= DATASET ENTRIES =
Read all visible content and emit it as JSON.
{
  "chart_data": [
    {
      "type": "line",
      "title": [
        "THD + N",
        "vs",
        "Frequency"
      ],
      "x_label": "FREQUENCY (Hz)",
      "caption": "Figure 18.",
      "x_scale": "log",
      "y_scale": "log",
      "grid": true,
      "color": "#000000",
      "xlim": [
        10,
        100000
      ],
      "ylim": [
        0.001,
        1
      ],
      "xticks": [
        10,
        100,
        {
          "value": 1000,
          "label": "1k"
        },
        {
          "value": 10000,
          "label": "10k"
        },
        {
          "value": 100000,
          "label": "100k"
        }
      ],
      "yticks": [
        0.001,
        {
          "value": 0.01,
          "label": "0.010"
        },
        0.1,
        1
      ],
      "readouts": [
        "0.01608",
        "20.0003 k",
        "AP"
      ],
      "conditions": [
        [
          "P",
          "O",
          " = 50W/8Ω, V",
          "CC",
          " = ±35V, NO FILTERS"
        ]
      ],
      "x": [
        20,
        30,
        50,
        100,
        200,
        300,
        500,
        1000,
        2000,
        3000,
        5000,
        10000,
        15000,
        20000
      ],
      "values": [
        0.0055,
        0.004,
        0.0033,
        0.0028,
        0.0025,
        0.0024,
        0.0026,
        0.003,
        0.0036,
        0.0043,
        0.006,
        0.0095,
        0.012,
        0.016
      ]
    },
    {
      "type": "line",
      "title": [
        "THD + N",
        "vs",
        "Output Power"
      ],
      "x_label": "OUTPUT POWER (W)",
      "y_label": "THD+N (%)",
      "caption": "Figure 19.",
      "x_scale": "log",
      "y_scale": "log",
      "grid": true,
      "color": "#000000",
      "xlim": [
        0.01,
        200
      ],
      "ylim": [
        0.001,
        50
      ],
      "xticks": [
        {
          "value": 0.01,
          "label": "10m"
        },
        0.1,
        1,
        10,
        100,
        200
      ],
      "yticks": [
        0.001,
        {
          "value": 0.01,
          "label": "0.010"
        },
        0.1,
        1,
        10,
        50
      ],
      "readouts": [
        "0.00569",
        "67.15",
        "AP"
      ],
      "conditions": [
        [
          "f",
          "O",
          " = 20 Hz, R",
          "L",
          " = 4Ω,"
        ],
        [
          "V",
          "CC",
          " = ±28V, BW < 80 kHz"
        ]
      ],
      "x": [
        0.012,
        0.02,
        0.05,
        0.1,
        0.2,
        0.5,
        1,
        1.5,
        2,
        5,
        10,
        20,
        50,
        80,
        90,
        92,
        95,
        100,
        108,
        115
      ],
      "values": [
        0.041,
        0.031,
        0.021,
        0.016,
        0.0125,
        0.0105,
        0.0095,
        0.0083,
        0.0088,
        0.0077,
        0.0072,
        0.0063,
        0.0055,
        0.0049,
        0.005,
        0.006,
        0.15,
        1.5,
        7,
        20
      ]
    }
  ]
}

= DO THIS =
Find all lines holding the string "caption" and copy them.

= THE RESPONSE =
      "caption": "Figure 18.",
      "caption": "Figure 19.",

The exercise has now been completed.